[Chart and figure data]
-- Begin --

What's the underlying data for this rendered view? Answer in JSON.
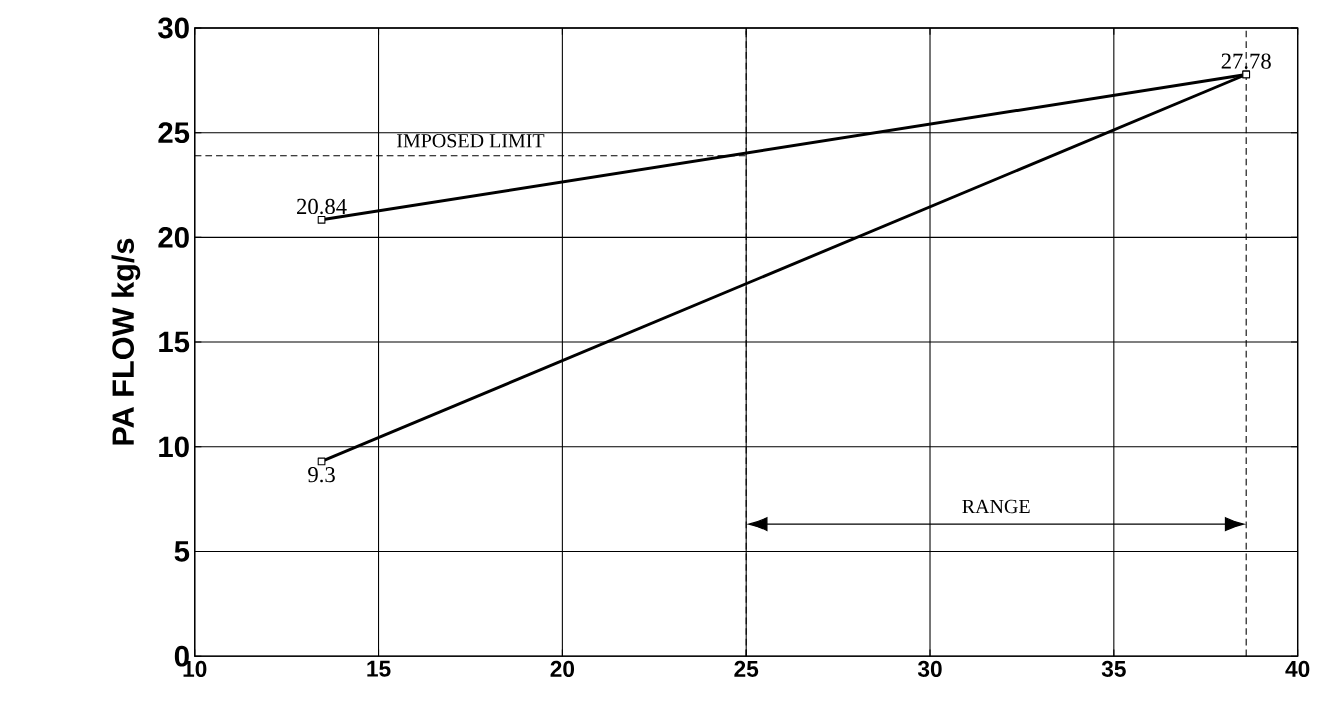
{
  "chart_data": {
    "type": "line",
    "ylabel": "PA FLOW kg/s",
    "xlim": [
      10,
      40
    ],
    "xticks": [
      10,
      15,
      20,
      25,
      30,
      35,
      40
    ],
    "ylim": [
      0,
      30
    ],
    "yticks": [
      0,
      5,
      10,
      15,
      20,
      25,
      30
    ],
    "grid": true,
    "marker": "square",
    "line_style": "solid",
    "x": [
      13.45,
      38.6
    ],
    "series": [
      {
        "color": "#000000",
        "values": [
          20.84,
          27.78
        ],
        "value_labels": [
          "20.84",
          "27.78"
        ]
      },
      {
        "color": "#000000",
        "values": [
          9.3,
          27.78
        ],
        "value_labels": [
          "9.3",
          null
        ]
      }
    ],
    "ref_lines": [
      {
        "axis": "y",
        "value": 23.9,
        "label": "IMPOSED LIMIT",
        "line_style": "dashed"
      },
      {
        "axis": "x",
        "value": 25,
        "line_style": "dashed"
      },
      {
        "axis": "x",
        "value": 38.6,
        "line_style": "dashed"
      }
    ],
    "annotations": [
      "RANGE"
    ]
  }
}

-- End --

Repeat the material above verbatim, with no pictures in the output.

What's the underlying data for this rendered view? Answer in JSON.
{
  "chart_data": {
    "type": "line",
    "ylabel": "PA FLOW kg/s",
    "xlim": [
      10,
      40
    ],
    "xticks": [
      10,
      15,
      20,
      25,
      30,
      35,
      40
    ],
    "ylim": [
      0,
      30
    ],
    "yticks": [
      0,
      5,
      10,
      15,
      20,
      25,
      30
    ],
    "grid": true,
    "marker": "square",
    "line_style": "solid",
    "x": [
      13.45,
      38.6
    ],
    "series": [
      {
        "color": "#000000",
        "values": [
          20.84,
          27.78
        ],
        "value_labels": [
          "20.84",
          "27.78"
        ]
      },
      {
        "color": "#000000",
        "values": [
          9.3,
          27.78
        ],
        "value_labels": [
          "9.3",
          null
        ]
      }
    ],
    "ref_lines": [
      {
        "axis": "y",
        "value": 23.9,
        "label": "IMPOSED LIMIT",
        "line_style": "dashed"
      },
      {
        "axis": "x",
        "value": 25,
        "line_style": "dashed"
      },
      {
        "axis": "x",
        "value": 38.6,
        "line_style": "dashed"
      }
    ],
    "annotations": [
      "RANGE"
    ]
  }
}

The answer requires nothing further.